◆ Task requirements
Could you transcribe the material below exactly, without leaving out a single line?

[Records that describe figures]
========
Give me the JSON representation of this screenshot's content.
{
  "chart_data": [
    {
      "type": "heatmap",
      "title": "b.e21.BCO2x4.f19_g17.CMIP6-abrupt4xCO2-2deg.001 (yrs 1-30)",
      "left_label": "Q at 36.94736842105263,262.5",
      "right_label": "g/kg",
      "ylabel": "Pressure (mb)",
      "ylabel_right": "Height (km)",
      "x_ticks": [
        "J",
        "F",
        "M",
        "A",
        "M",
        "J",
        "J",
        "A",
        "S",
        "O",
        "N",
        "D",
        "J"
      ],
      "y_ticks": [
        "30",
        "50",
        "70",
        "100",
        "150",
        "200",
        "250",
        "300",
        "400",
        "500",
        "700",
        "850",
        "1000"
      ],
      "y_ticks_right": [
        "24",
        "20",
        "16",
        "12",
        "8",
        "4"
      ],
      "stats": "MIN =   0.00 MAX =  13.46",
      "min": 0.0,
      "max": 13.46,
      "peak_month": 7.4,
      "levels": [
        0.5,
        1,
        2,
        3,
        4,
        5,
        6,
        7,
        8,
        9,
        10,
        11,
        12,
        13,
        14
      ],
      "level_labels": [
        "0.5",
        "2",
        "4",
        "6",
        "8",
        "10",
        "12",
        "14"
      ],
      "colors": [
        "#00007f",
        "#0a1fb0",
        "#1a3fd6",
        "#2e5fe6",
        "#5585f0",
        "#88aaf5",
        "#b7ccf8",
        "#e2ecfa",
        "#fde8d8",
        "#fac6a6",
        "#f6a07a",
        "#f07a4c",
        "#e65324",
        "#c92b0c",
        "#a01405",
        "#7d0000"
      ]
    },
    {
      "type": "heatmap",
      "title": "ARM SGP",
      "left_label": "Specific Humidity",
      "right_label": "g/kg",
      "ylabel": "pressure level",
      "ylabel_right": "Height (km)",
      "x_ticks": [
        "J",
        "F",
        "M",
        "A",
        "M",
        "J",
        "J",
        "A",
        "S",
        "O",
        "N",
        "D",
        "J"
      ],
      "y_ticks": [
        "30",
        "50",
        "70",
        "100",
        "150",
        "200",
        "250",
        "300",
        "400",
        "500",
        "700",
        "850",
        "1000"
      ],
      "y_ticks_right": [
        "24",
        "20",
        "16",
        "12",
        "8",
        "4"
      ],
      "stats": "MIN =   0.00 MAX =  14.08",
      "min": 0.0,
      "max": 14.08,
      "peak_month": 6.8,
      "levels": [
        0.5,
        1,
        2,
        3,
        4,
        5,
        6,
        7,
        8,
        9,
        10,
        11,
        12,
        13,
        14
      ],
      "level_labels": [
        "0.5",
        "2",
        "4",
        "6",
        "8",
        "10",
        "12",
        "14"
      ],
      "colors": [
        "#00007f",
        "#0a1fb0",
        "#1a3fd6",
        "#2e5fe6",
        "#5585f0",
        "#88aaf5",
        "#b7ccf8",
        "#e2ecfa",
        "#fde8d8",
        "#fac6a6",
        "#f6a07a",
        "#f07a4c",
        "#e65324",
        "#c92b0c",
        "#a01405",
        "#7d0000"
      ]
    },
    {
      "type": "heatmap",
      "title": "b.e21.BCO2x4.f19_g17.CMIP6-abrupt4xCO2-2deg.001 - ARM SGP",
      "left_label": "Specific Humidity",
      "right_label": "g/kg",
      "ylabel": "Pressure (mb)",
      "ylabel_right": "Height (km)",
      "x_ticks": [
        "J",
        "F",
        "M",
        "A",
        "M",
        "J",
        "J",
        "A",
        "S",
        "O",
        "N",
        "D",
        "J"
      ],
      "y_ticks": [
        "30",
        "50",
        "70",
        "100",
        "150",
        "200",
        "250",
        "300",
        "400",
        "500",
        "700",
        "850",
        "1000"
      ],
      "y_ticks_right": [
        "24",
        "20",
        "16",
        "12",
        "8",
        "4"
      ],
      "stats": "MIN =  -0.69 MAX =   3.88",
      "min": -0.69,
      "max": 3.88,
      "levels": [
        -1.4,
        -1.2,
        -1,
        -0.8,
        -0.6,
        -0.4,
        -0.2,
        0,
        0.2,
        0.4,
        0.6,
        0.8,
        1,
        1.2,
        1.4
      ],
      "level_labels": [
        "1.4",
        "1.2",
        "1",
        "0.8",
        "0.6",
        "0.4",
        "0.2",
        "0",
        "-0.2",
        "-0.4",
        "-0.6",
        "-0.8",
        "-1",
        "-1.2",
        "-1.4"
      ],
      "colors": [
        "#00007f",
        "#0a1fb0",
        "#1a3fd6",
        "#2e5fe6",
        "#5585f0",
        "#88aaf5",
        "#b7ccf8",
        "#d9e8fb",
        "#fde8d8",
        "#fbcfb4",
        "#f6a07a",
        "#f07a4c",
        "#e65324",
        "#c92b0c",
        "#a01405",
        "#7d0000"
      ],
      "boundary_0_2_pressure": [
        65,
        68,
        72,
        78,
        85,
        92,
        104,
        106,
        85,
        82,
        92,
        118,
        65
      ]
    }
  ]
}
========
◆ Written reply
Give me the JSON representation of this screenshot's content.
{
  "chart_data": [
    {
      "type": "heatmap",
      "title": "b.e21.BCO2x4.f19_g17.CMIP6-abrupt4xCO2-2deg.001 (yrs 1-30)",
      "left_label": "Q at 36.94736842105263,262.5",
      "right_label": "g/kg",
      "ylabel": "Pressure (mb)",
      "ylabel_right": "Height (km)",
      "x_ticks": [
        "J",
        "F",
        "M",
        "A",
        "M",
        "J",
        "J",
        "A",
        "S",
        "O",
        "N",
        "D",
        "J"
      ],
      "y_ticks": [
        "30",
        "50",
        "70",
        "100",
        "150",
        "200",
        "250",
        "300",
        "400",
        "500",
        "700",
        "850",
        "1000"
      ],
      "y_ticks_right": [
        "24",
        "20",
        "16",
        "12",
        "8",
        "4"
      ],
      "stats": "MIN =   0.00 MAX =  13.46",
      "min": 0.0,
      "max": 13.46,
      "peak_month": 7.4,
      "levels": [
        0.5,
        1,
        2,
        3,
        4,
        5,
        6,
        7,
        8,
        9,
        10,
        11,
        12,
        13,
        14
      ],
      "level_labels": [
        "0.5",
        "2",
        "4",
        "6",
        "8",
        "10",
        "12",
        "14"
      ],
      "colors": [
        "#00007f",
        "#0a1fb0",
        "#1a3fd6",
        "#2e5fe6",
        "#5585f0",
        "#88aaf5",
        "#b7ccf8",
        "#e2ecfa",
        "#fde8d8",
        "#fac6a6",
        "#f6a07a",
        "#f07a4c",
        "#e65324",
        "#c92b0c",
        "#a01405",
        "#7d0000"
      ]
    },
    {
      "type": "heatmap",
      "title": "ARM SGP",
      "left_label": "Specific Humidity",
      "right_label": "g/kg",
      "ylabel": "pressure level",
      "ylabel_right": "Height (km)",
      "x_ticks": [
        "J",
        "F",
        "M",
        "A",
        "M",
        "J",
        "J",
        "A",
        "S",
        "O",
        "N",
        "D",
        "J"
      ],
      "y_ticks": [
        "30",
        "50",
        "70",
        "100",
        "150",
        "200",
        "250",
        "300",
        "400",
        "500",
        "700",
        "850",
        "1000"
      ],
      "y_ticks_right": [
        "24",
        "20",
        "16",
        "12",
        "8",
        "4"
      ],
      "stats": "MIN =   0.00 MAX =  14.08",
      "min": 0.0,
      "max": 14.08,
      "peak_month": 6.8,
      "levels": [
        0.5,
        1,
        2,
        3,
        4,
        5,
        6,
        7,
        8,
        9,
        10,
        11,
        12,
        13,
        14
      ],
      "level_labels": [
        "0.5",
        "2",
        "4",
        "6",
        "8",
        "10",
        "12",
        "14"
      ],
      "colors": [
        "#00007f",
        "#0a1fb0",
        "#1a3fd6",
        "#2e5fe6",
        "#5585f0",
        "#88aaf5",
        "#b7ccf8",
        "#e2ecfa",
        "#fde8d8",
        "#fac6a6",
        "#f6a07a",
        "#f07a4c",
        "#e65324",
        "#c92b0c",
        "#a01405",
        "#7d0000"
      ]
    },
    {
      "type": "heatmap",
      "title": "b.e21.BCO2x4.f19_g17.CMIP6-abrupt4xCO2-2deg.001 - ARM SGP",
      "left_label": "Specific Humidity",
      "right_label": "g/kg",
      "ylabel": "Pressure (mb)",
      "ylabel_right": "Height (km)",
      "x_ticks": [
        "J",
        "F",
        "M",
        "A",
        "M",
        "J",
        "J",
        "A",
        "S",
        "O",
        "N",
        "D",
        "J"
      ],
      "y_ticks": [
        "30",
        "50",
        "70",
        "100",
        "150",
        "200",
        "250",
        "300",
        "400",
        "500",
        "700",
        "850",
        "1000"
      ],
      "y_ticks_right": [
        "24",
        "20",
        "16",
        "12",
        "8",
        "4"
      ],
      "stats": "MIN =  -0.69 MAX =   3.88",
      "min": -0.69,
      "max": 3.88,
      "levels": [
        -1.4,
        -1.2,
        -1,
        -0.8,
        -0.6,
        -0.4,
        -0.2,
        0,
        0.2,
        0.4,
        0.6,
        0.8,
        1,
        1.2,
        1.4
      ],
      "level_labels": [
        "1.4",
        "1.2",
        "1",
        "0.8",
        "0.6",
        "0.4",
        "0.2",
        "0",
        "-0.2",
        "-0.4",
        "-0.6",
        "-0.8",
        "-1",
        "-1.2",
        "-1.4"
      ],
      "colors": [
        "#00007f",
        "#0a1fb0",
        "#1a3fd6",
        "#2e5fe6",
        "#5585f0",
        "#88aaf5",
        "#b7ccf8",
        "#d9e8fb",
        "#fde8d8",
        "#fbcfb4",
        "#f6a07a",
        "#f07a4c",
        "#e65324",
        "#c92b0c",
        "#a01405",
        "#7d0000"
      ],
      "boundary_0_2_pressure": [
        65,
        68,
        72,
        78,
        85,
        92,
        104,
        106,
        85,
        82,
        92,
        118,
        65
      ]
    }
  ]
}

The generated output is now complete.